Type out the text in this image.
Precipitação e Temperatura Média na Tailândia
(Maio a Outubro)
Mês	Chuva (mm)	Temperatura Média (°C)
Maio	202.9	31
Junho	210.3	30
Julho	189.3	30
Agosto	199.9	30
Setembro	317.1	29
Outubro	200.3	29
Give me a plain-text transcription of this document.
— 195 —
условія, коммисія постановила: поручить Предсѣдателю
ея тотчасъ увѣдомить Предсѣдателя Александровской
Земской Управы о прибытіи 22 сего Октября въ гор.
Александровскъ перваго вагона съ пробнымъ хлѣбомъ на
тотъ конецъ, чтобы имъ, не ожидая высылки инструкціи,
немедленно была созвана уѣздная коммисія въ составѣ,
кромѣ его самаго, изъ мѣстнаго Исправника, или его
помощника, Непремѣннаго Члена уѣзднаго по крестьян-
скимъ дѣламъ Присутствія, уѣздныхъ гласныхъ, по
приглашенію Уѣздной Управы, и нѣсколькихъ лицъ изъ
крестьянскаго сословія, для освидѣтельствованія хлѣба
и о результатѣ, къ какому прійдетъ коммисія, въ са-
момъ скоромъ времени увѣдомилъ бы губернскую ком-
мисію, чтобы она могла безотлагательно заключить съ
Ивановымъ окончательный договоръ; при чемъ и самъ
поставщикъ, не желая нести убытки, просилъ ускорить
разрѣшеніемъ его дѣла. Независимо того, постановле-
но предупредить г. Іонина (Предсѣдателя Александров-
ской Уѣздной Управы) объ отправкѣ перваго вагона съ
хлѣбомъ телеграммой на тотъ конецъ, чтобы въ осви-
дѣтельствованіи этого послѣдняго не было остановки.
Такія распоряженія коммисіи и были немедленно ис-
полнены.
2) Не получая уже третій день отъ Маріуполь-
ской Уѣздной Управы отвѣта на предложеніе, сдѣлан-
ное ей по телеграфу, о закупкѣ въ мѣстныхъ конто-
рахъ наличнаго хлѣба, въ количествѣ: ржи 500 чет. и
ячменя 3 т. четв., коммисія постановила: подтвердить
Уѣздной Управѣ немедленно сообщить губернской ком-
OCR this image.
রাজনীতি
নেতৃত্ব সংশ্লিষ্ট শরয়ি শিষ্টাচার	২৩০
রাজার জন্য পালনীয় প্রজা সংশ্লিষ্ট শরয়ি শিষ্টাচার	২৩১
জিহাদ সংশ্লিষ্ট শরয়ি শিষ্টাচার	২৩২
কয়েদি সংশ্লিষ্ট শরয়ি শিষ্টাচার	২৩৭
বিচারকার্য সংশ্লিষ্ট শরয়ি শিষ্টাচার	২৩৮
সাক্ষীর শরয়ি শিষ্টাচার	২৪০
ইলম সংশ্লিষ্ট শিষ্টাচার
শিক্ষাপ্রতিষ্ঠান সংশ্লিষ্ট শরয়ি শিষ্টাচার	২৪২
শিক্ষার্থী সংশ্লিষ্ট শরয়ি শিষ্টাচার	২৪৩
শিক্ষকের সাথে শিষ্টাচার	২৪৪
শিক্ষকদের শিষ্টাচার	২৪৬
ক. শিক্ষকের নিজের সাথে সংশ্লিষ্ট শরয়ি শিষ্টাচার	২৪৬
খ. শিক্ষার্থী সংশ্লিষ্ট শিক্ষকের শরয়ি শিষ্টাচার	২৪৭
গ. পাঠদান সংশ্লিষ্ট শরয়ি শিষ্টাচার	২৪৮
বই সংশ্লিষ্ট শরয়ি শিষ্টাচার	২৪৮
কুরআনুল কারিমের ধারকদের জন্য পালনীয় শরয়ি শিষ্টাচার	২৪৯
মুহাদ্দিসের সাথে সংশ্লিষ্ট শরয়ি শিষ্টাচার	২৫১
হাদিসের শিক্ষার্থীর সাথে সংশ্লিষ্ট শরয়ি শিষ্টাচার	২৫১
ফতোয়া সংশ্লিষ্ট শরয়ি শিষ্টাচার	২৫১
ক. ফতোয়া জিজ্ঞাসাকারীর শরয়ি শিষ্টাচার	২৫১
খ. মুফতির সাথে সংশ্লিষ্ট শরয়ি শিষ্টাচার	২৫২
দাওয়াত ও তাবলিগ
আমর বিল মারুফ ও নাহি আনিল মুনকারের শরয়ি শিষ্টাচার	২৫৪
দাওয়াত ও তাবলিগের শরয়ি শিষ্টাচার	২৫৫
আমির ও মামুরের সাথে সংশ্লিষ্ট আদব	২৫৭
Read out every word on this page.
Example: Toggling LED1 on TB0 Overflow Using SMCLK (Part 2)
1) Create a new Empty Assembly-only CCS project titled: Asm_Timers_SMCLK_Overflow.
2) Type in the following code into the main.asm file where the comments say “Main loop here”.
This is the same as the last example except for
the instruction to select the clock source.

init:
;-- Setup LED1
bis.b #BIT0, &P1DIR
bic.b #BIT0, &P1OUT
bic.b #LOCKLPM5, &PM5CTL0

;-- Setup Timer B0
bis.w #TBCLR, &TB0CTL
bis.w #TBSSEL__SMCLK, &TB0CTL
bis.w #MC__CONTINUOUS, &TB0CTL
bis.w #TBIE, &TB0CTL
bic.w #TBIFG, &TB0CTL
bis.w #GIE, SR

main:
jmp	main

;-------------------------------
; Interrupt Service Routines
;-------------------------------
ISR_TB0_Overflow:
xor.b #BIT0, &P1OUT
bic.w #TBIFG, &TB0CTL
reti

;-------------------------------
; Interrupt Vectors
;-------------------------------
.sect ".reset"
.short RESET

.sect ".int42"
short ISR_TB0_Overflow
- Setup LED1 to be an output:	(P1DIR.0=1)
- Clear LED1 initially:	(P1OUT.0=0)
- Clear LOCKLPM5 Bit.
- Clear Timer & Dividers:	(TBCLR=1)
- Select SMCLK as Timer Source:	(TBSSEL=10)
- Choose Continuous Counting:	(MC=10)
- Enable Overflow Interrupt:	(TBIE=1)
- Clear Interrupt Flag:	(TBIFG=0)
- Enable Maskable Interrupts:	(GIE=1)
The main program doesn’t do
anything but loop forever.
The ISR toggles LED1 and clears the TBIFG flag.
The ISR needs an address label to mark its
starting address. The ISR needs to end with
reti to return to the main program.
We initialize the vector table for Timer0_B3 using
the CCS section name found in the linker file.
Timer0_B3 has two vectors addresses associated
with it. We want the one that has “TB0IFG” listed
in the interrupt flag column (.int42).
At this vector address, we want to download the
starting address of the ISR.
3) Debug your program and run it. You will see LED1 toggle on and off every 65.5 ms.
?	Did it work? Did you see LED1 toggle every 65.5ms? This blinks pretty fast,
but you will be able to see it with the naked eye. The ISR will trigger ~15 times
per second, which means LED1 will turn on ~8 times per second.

====

Return each line where "text" shows up.

Type out the text in this image.
Give me a plain-text transcription of this document.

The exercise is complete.